THE PROBLEM.
Read the material below and tally how many lines hold the word "camera", giving the number and nothing else.

RECORD LIST.
------------

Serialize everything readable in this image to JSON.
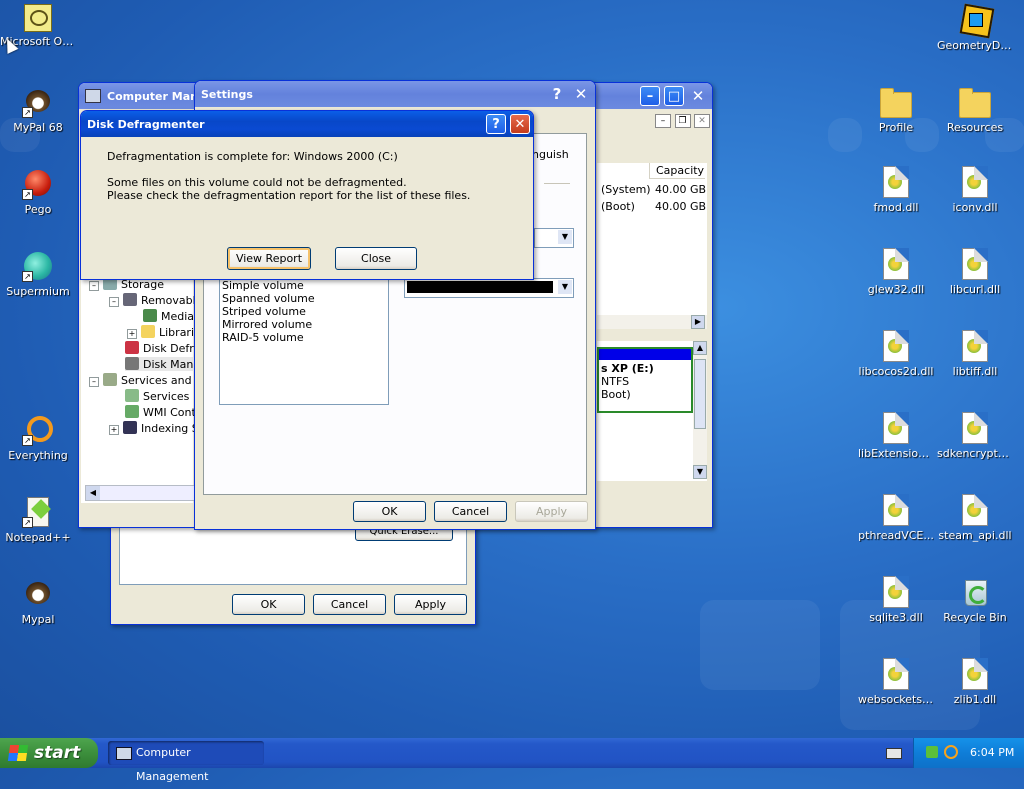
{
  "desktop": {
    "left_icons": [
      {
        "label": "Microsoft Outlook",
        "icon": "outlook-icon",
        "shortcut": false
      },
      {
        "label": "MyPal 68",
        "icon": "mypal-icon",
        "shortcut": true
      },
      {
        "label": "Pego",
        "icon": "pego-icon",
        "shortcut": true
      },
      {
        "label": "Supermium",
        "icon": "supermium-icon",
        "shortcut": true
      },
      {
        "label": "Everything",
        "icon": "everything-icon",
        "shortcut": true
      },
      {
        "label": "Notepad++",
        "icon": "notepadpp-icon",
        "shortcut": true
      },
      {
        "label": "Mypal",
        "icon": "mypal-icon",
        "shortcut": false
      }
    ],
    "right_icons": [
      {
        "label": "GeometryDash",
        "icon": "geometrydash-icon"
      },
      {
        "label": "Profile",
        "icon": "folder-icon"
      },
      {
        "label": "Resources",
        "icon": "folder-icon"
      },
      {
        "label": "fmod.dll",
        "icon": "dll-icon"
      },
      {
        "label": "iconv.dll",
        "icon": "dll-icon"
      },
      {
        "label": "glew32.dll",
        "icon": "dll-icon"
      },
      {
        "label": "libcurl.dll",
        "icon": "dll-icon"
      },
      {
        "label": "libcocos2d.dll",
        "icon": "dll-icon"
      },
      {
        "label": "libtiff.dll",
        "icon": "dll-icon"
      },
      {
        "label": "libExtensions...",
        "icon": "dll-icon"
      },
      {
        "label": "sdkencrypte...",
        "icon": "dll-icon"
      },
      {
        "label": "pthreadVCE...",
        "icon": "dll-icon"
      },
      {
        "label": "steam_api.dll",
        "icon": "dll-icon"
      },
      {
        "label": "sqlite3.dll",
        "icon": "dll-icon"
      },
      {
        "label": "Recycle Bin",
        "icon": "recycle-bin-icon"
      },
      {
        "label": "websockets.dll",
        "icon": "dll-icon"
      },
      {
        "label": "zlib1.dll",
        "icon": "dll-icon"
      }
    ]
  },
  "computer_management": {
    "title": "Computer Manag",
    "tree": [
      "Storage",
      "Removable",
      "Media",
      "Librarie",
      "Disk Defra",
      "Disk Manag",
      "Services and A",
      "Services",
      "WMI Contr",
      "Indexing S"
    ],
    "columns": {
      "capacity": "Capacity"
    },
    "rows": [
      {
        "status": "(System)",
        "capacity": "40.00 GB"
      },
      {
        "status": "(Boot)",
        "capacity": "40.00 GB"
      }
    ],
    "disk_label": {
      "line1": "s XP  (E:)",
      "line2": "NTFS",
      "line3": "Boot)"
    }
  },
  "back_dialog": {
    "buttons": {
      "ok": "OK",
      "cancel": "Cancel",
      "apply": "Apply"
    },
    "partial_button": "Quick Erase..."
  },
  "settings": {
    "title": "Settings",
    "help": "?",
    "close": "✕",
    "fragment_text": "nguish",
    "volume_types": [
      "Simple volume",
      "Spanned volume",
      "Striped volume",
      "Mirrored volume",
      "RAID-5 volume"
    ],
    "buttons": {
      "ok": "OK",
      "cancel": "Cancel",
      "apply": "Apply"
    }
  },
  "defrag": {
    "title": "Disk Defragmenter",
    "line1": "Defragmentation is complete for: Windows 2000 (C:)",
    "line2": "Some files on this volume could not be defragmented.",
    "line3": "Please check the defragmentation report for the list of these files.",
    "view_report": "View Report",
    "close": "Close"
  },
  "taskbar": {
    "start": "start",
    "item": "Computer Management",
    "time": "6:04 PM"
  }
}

------------

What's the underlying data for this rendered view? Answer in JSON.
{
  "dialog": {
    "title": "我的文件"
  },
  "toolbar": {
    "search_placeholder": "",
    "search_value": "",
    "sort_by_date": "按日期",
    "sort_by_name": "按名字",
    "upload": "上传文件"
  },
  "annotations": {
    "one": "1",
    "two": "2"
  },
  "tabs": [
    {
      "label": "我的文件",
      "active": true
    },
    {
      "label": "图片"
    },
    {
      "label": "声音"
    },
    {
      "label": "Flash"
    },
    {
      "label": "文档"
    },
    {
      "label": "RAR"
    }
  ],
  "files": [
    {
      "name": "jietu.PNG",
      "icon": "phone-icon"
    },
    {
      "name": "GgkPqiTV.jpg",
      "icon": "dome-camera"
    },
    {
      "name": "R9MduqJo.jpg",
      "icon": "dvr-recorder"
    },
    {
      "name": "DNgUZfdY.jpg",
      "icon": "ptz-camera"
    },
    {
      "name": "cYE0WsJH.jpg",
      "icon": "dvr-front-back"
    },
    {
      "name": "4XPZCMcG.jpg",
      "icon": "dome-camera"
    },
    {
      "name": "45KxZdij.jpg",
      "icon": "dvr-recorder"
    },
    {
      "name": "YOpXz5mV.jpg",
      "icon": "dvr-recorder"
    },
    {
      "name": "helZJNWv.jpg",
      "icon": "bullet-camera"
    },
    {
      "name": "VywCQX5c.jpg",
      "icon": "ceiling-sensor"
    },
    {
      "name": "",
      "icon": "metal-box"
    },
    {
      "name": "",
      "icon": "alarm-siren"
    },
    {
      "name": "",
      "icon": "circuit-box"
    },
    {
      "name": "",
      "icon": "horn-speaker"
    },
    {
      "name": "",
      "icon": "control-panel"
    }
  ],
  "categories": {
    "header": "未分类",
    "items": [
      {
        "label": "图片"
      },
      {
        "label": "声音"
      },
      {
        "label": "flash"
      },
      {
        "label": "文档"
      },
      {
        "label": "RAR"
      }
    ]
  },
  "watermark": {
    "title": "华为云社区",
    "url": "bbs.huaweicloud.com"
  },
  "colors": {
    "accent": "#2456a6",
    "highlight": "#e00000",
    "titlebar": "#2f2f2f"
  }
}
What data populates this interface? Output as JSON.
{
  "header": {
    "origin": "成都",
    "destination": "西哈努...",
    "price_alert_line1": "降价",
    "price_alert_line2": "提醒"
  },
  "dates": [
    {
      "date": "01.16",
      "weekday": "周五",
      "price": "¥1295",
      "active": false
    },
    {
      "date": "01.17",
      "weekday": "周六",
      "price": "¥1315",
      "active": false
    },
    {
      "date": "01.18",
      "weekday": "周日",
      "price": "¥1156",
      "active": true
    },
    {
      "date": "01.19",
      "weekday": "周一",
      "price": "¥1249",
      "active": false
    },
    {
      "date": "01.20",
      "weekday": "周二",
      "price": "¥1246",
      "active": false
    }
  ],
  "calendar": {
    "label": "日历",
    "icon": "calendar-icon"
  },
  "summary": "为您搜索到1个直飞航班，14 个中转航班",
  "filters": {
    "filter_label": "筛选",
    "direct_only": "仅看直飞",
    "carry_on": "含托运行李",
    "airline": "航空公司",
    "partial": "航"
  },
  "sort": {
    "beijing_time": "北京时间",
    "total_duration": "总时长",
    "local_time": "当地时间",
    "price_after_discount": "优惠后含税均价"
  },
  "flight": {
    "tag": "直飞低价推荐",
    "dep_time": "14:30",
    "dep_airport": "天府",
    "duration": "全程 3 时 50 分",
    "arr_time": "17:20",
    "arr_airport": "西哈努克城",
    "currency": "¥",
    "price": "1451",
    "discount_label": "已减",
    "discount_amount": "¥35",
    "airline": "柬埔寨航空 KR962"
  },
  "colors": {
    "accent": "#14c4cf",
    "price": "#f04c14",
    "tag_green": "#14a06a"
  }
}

------------

RESULT BELOW.
4